__STATED GOAL__. The listing below should be printed exactly, every line of it. Skip the pictures.

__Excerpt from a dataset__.
◆ ◆ ◆ ◆ ◆
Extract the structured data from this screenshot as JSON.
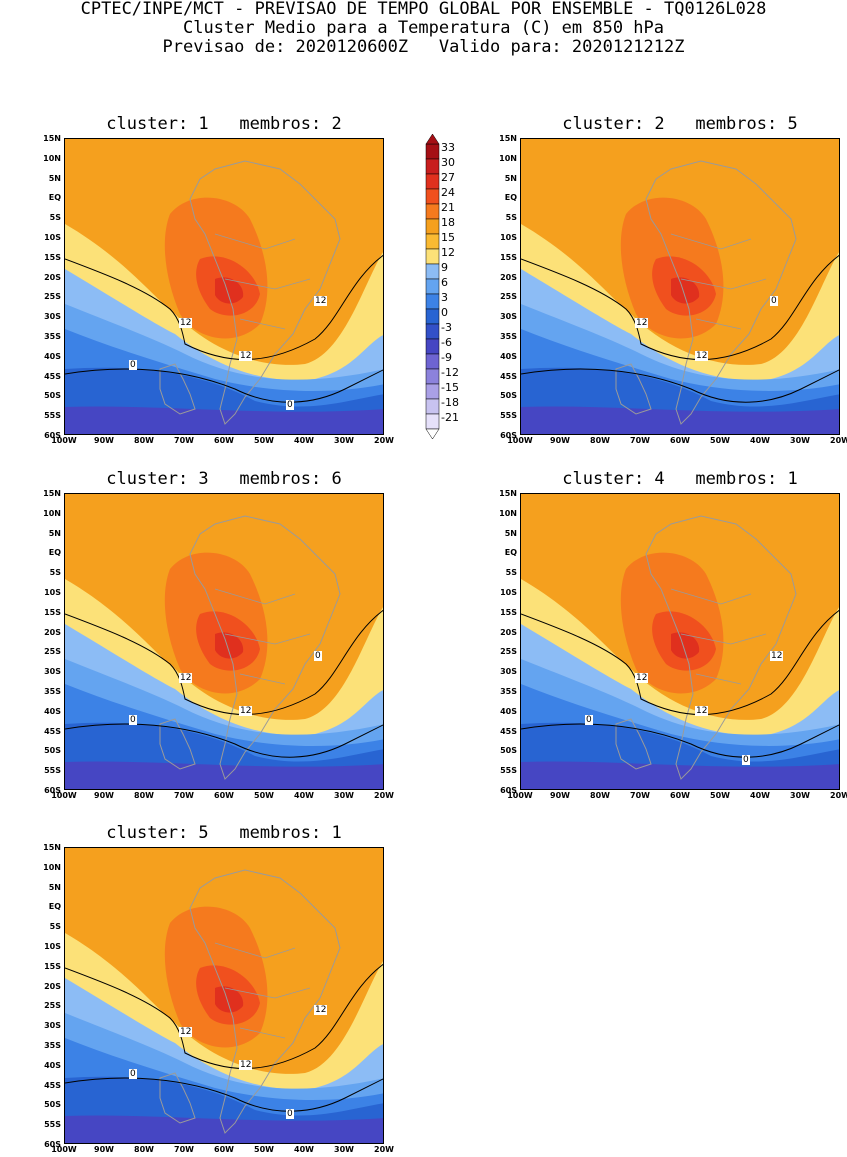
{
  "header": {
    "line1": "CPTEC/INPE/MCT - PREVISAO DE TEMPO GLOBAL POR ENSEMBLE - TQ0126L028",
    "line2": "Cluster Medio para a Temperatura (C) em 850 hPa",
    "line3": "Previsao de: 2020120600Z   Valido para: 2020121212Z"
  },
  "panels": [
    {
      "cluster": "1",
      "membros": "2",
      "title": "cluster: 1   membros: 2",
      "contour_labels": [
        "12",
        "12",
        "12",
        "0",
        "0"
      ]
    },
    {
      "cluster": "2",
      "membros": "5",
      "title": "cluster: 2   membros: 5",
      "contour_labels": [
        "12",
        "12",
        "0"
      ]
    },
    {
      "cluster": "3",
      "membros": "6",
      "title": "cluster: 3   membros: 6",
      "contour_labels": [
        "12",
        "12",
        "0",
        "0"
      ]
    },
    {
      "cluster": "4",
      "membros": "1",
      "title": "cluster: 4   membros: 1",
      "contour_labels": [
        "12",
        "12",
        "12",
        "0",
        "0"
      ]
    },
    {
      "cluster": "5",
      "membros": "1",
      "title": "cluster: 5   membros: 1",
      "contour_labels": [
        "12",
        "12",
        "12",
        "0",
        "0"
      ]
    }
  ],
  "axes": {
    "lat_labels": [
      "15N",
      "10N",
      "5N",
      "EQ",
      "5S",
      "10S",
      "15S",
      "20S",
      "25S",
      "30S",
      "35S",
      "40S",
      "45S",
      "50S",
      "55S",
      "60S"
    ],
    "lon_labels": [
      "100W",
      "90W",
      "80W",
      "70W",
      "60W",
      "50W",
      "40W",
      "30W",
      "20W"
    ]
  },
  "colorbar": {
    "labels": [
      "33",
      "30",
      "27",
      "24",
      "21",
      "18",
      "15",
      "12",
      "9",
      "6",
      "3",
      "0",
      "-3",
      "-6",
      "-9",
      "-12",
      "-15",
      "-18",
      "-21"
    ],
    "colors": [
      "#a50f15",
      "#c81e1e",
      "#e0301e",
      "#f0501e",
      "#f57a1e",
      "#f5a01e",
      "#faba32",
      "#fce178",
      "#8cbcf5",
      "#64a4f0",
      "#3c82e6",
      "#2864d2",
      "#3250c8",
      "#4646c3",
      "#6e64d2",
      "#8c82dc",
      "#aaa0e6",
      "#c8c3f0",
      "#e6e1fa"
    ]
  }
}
◆ ◆ ◆ ◆ ◆
__FINAL ANSWER__.
Extract the structured data from this screenshot as JSON.
{
  "header": {
    "line1": "CPTEC/INPE/MCT - PREVISAO DE TEMPO GLOBAL POR ENSEMBLE - TQ0126L028",
    "line2": "Cluster Medio para a Temperatura (C) em 850 hPa",
    "line3": "Previsao de: 2020120600Z   Valido para: 2020121212Z"
  },
  "panels": [
    {
      "cluster": "1",
      "membros": "2",
      "title": "cluster: 1   membros: 2",
      "contour_labels": [
        "12",
        "12",
        "12",
        "0",
        "0"
      ]
    },
    {
      "cluster": "2",
      "membros": "5",
      "title": "cluster: 2   membros: 5",
      "contour_labels": [
        "12",
        "12",
        "0"
      ]
    },
    {
      "cluster": "3",
      "membros": "6",
      "title": "cluster: 3   membros: 6",
      "contour_labels": [
        "12",
        "12",
        "0",
        "0"
      ]
    },
    {
      "cluster": "4",
      "membros": "1",
      "title": "cluster: 4   membros: 1",
      "contour_labels": [
        "12",
        "12",
        "12",
        "0",
        "0"
      ]
    },
    {
      "cluster": "5",
      "membros": "1",
      "title": "cluster: 5   membros: 1",
      "contour_labels": [
        "12",
        "12",
        "12",
        "0",
        "0"
      ]
    }
  ],
  "axes": {
    "lat_labels": [
      "15N",
      "10N",
      "5N",
      "EQ",
      "5S",
      "10S",
      "15S",
      "20S",
      "25S",
      "30S",
      "35S",
      "40S",
      "45S",
      "50S",
      "55S",
      "60S"
    ],
    "lon_labels": [
      "100W",
      "90W",
      "80W",
      "70W",
      "60W",
      "50W",
      "40W",
      "30W",
      "20W"
    ]
  },
  "colorbar": {
    "labels": [
      "33",
      "30",
      "27",
      "24",
      "21",
      "18",
      "15",
      "12",
      "9",
      "6",
      "3",
      "0",
      "-3",
      "-6",
      "-9",
      "-12",
      "-15",
      "-18",
      "-21"
    ],
    "colors": [
      "#a50f15",
      "#c81e1e",
      "#e0301e",
      "#f0501e",
      "#f57a1e",
      "#f5a01e",
      "#faba32",
      "#fce178",
      "#8cbcf5",
      "#64a4f0",
      "#3c82e6",
      "#2864d2",
      "#3250c8",
      "#4646c3",
      "#6e64d2",
      "#8c82dc",
      "#aaa0e6",
      "#c8c3f0",
      "#e6e1fa"
    ]
  }
}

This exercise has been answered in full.